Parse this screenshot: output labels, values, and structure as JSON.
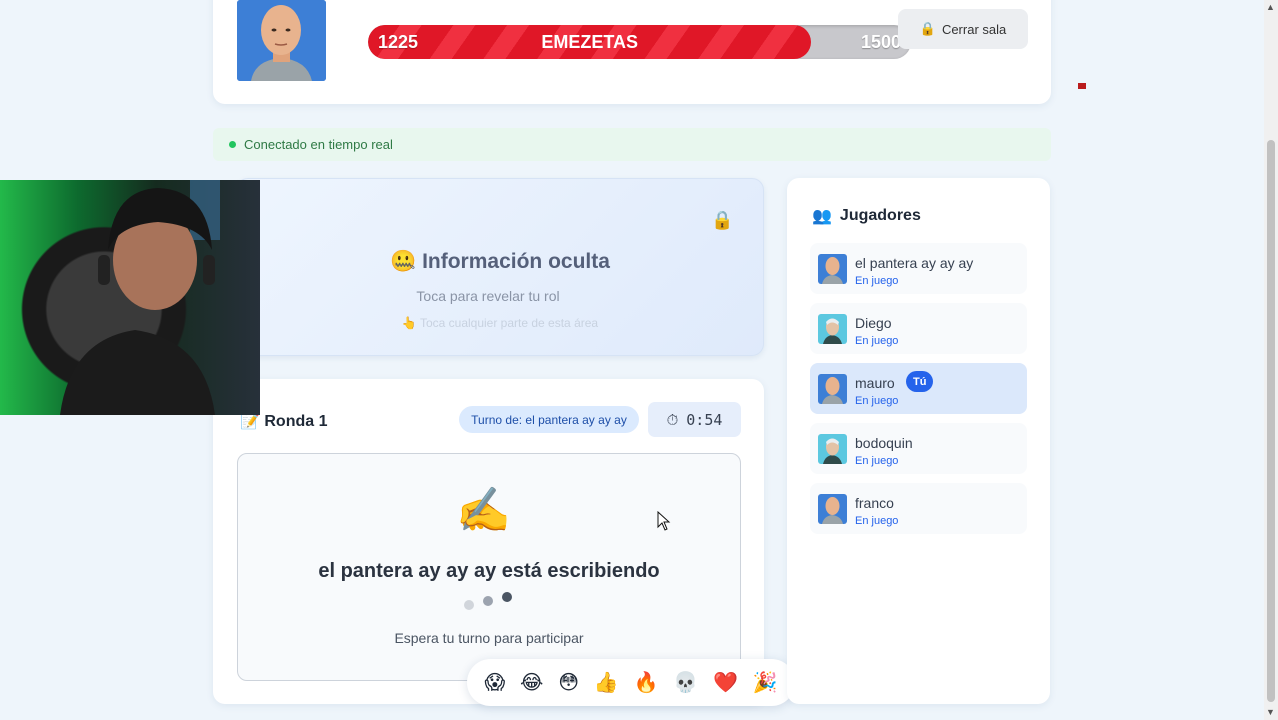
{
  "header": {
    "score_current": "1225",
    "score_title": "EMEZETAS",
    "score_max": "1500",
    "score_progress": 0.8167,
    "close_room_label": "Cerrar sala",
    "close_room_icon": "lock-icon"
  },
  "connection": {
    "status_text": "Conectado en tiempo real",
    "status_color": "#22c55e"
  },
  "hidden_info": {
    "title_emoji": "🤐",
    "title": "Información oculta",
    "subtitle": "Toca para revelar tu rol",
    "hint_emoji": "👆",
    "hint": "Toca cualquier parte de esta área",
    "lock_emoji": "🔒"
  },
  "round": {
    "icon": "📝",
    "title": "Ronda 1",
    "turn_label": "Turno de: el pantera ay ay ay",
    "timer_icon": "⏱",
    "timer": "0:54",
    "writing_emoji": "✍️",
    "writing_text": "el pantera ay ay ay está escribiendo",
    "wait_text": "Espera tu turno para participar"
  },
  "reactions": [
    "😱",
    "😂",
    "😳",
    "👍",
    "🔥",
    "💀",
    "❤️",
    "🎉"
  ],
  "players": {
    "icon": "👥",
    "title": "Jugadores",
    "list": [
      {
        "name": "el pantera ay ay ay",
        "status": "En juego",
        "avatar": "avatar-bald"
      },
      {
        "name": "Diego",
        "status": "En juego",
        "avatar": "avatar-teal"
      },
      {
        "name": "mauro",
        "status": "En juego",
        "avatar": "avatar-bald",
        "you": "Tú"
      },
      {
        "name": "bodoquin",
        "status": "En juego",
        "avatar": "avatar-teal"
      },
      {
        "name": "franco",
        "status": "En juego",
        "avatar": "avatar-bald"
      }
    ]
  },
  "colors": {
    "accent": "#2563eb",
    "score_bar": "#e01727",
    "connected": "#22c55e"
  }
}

----

[REQUIREMENTS]:
Return all of the data exactly as written, and drop the pictures.

[PROBLEM SOLUTION]:
Parse this screenshot: output labels, values, and structure as JSON.
{
  "header": {
    "score_current": "1225",
    "score_title": "EMEZETAS",
    "score_max": "1500",
    "score_progress": 0.8167,
    "close_room_label": "Cerrar sala",
    "close_room_icon": "lock-icon"
  },
  "connection": {
    "status_text": "Conectado en tiempo real",
    "status_color": "#22c55e"
  },
  "hidden_info": {
    "title_emoji": "🤐",
    "title": "Información oculta",
    "subtitle": "Toca para revelar tu rol",
    "hint_emoji": "👆",
    "hint": "Toca cualquier parte de esta área",
    "lock_emoji": "🔒"
  },
  "round": {
    "icon": "📝",
    "title": "Ronda 1",
    "turn_label": "Turno de: el pantera ay ay ay",
    "timer_icon": "⏱",
    "timer": "0:54",
    "writing_emoji": "✍️",
    "writing_text": "el pantera ay ay ay está escribiendo",
    "wait_text": "Espera tu turno para participar"
  },
  "reactions": [
    "😱",
    "😂",
    "😳",
    "👍",
    "🔥",
    "💀",
    "❤️",
    "🎉"
  ],
  "players": {
    "icon": "👥",
    "title": "Jugadores",
    "list": [
      {
        "name": "el pantera ay ay ay",
        "status": "En juego",
        "avatar": "avatar-bald"
      },
      {
        "name": "Diego",
        "status": "En juego",
        "avatar": "avatar-teal"
      },
      {
        "name": "mauro",
        "status": "En juego",
        "avatar": "avatar-bald",
        "you": "Tú"
      },
      {
        "name": "bodoquin",
        "status": "En juego",
        "avatar": "avatar-teal"
      },
      {
        "name": "franco",
        "status": "En juego",
        "avatar": "avatar-bald"
      }
    ]
  },
  "colors": {
    "accent": "#2563eb",
    "score_bar": "#e01727",
    "connected": "#22c55e"
  }
}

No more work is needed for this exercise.